• **Objective**
Every entry must be copied word for word.

Dataset excerpt:
_ _ _ _
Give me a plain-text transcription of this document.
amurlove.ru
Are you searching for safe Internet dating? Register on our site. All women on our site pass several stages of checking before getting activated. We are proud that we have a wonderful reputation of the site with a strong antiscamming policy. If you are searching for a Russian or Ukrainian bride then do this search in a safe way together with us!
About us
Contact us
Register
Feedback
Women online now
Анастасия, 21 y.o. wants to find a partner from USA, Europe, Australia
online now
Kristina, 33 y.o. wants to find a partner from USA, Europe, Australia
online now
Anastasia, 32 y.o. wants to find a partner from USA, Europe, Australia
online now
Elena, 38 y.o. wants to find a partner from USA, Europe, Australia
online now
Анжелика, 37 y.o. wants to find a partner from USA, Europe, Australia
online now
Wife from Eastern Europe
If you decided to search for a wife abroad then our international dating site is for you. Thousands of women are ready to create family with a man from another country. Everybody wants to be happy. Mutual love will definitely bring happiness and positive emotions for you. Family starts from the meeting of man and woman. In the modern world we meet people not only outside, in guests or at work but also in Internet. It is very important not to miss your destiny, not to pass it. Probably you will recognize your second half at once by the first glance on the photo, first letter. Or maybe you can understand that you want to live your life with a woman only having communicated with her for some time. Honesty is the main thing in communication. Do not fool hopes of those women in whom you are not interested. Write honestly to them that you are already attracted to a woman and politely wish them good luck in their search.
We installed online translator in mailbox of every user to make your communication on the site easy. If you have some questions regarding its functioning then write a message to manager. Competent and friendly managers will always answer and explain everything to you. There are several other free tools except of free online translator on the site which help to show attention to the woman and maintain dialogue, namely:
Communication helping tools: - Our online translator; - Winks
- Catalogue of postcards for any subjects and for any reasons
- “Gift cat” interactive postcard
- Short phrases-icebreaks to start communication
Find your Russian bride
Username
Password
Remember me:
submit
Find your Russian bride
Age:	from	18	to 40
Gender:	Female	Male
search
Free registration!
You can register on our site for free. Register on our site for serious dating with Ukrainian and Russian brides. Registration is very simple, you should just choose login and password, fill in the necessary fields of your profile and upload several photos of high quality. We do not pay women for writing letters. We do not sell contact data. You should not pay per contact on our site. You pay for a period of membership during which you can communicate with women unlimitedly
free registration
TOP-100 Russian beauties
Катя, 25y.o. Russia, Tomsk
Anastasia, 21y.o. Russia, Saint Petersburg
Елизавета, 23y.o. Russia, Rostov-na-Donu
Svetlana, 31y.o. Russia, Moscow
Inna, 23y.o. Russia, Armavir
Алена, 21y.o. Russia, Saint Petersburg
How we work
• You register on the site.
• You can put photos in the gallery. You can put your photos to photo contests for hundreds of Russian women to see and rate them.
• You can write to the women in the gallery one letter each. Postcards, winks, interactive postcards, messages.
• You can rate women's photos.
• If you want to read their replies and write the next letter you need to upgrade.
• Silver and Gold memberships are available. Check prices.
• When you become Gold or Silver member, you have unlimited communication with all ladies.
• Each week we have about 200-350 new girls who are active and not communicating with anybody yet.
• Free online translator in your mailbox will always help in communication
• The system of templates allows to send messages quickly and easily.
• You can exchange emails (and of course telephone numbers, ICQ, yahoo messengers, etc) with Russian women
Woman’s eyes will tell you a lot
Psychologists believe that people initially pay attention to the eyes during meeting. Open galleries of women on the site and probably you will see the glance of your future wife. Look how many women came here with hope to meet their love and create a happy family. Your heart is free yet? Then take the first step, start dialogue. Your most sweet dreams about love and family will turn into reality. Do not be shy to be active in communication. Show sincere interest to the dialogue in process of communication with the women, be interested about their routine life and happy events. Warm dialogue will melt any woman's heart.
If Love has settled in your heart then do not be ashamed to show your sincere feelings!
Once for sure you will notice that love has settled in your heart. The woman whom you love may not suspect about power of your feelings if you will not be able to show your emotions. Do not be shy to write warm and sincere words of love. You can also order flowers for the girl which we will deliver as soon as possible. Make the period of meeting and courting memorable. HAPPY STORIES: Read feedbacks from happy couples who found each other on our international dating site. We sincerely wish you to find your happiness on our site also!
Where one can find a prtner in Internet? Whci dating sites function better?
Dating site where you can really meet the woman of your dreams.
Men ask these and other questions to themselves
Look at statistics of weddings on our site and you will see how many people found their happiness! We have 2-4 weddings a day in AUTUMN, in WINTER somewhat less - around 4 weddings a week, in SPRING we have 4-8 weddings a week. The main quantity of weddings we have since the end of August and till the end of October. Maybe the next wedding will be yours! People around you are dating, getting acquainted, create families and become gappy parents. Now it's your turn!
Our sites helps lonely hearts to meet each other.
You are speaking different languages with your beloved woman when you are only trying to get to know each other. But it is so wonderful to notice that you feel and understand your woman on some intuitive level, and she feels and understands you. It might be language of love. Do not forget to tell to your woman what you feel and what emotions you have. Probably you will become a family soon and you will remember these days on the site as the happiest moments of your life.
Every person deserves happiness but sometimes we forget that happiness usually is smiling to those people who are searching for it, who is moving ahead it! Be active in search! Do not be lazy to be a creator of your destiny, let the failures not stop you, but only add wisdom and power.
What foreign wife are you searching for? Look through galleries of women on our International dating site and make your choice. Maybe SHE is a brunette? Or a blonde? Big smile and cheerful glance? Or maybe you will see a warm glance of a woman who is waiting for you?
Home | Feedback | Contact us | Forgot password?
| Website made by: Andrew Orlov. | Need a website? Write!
_ _ _ _
• **Task output**
Give me a plain-text transcription of this document.
amurlove.ru
Are you searching for safe Internet dating? Register on our site. All women on our site pass several stages of checking before getting activated. We are proud that we have a wonderful reputation of the site with a strong antiscamming policy. If you are searching for a Russian or Ukrainian bride then do this search in a safe way together with us!
About us
Contact us
Register
Feedback
Women online now
Анастасия, 21 y.o. wants to find a partner from USA, Europe, Australia
online now
Kristina, 33 y.o. wants to find a partner from USA, Europe, Australia
online now
Anastasia, 32 y.o. wants to find a partner from USA, Europe, Australia
online now
Elena, 38 y.o. wants to find a partner from USA, Europe, Australia
online now
Анжелика, 37 y.o. wants to find a partner from USA, Europe, Australia
online now
Wife from Eastern Europe
If you decided to search for a wife abroad then our international dating site is for you. Thousands of women are ready to create family with a man from another country. Everybody wants to be happy. Mutual love will definitely bring happiness and positive emotions for you. Family starts from the meeting of man and woman. In the modern world we meet people not only outside, in guests or at work but also in Internet. It is very important not to miss your destiny, not to pass it. Probably you will recognize your second half at once by the first glance on the photo, first letter. Or maybe you can understand that you want to live your life with a woman only having communicated with her for some time. Honesty is the main thing in communication. Do not fool hopes of those women in whom you are not interested. Write honestly to them that you are already attracted to a woman and politely wish them good luck in their search.
We installed online translator in mailbox of every user to make your communication on the site easy. If you have some questions regarding its functioning then write a message to manager. Competent and friendly managers will always answer and explain everything to you. There are several other free tools except of free online translator on the site which help to show attention to the woman and maintain dialogue, namely:
Communication helping tools: - Our online translator; - Winks
- Catalogue of postcards for any subjects and for any reasons
- “Gift cat” interactive postcard
- Short phrases-icebreaks to start communication
Find your Russian bride
Username
Password
Remember me:
submit
Find your Russian bride
Age:	from	18	to 40
Gender:	Female	Male
search
Free registration!
You can register on our site for free. Register on our site for serious dating with Ukrainian and Russian brides. Registration is very simple, you should just choose login and password, fill in the necessary fields of your profile and upload several photos of high quality. We do not pay women for writing letters. We do not sell contact data. You should not pay per contact on our site. You pay for a period of membership during which you can communicate with women unlimitedly
free registration
TOP-100 Russian beauties
Катя, 25y.o. Russia, Tomsk
Anastasia, 21y.o. Russia, Saint Petersburg
Елизавета, 23y.o. Russia, Rostov-na-Donu
Svetlana, 31y.o. Russia, Moscow
Inna, 23y.o. Russia, Armavir
Алена, 21y.o. Russia, Saint Petersburg
How we work
• You register on the site.
• You can put photos in the gallery. You can put your photos to photo contests for hundreds of Russian women to see and rate them.
• You can write to the women in the gallery one letter each. Postcards, winks, interactive postcards, messages.
• You can rate women's photos.
• If you want to read their replies and write the next letter you need to upgrade.
• Silver and Gold memberships are available. Check prices.
• When you become Gold or Silver member, you have unlimited communication with all ladies.
• Each week we have about 200-350 new girls who are active and not communicating with anybody yet.
• Free online translator in your mailbox will always help in communication
• The system of templates allows to send messages quickly and easily.
• You can exchange emails (and of course telephone numbers, ICQ, yahoo messengers, etc) with Russian women
Woman’s eyes will tell you a lot
Psychologists believe that people initially pay attention to the eyes during meeting. Open galleries of women on the site and probably you will see the glance of your future wife. Look how many women came here with hope to meet their love and create a happy family. Your heart is free yet? Then take the first step, start dialogue. Your most sweet dreams about love and family will turn into reality. Do not be shy to be active in communication. Show sincere interest to the dialogue in process of communication with the women, be interested about their routine life and happy events. Warm dialogue will melt any woman's heart.
If Love has settled in your heart then do not be ashamed to show your sincere feelings!
Once for sure you will notice that love has settled in your heart. The woman whom you love may not suspect about power of your feelings if you will not be able to show your emotions. Do not be shy to write warm and sincere words of love. You can also order flowers for the girl which we will deliver as soon as possible. Make the period of meeting and courting memorable. HAPPY STORIES: Read feedbacks from happy couples who found each other on our international dating site. We sincerely wish you to find your happiness on our site also!
Where one can find a prtner in Internet? Whci dating sites function better?
Dating site where you can really meet the woman of your dreams.
Men ask these and other questions to themselves
Look at statistics of weddings on our site and you will see how many people found their happiness! We have 2-4 weddings a day in AUTUMN, in WINTER somewhat less - around 4 weddings a week, in SPRING we have 4-8 weddings a week. The main quantity of weddings we have since the end of August and till the end of October. Maybe the next wedding will be yours! People around you are dating, getting acquainted, create families and become gappy parents. Now it's your turn!
Our sites helps lonely hearts to meet each other.
You are speaking different languages with your beloved woman when you are only trying to get to know each other. But it is so wonderful to notice that you feel and understand your woman on some intuitive level, and she feels and understands you. It might be language of love. Do not forget to tell to your woman what you feel and what emotions you have. Probably you will become a family soon and you will remember these days on the site as the happiest moments of your life.
Every person deserves happiness but sometimes we forget that happiness usually is smiling to those people who are searching for it, who is moving ahead it! Be active in search! Do not be lazy to be a creator of your destiny, let the failures not stop you, but only add wisdom and power.
What foreign wife are you searching for? Look through galleries of women on our International dating site and make your choice. Maybe SHE is a brunette? Or a blonde? Big smile and cheerful glance? Or maybe you will see a warm glance of a woman who is waiting for you?
Home | Feedback | Contact us | Forgot password?
| Website made by: Andrew Orlov. | Need a website? Write!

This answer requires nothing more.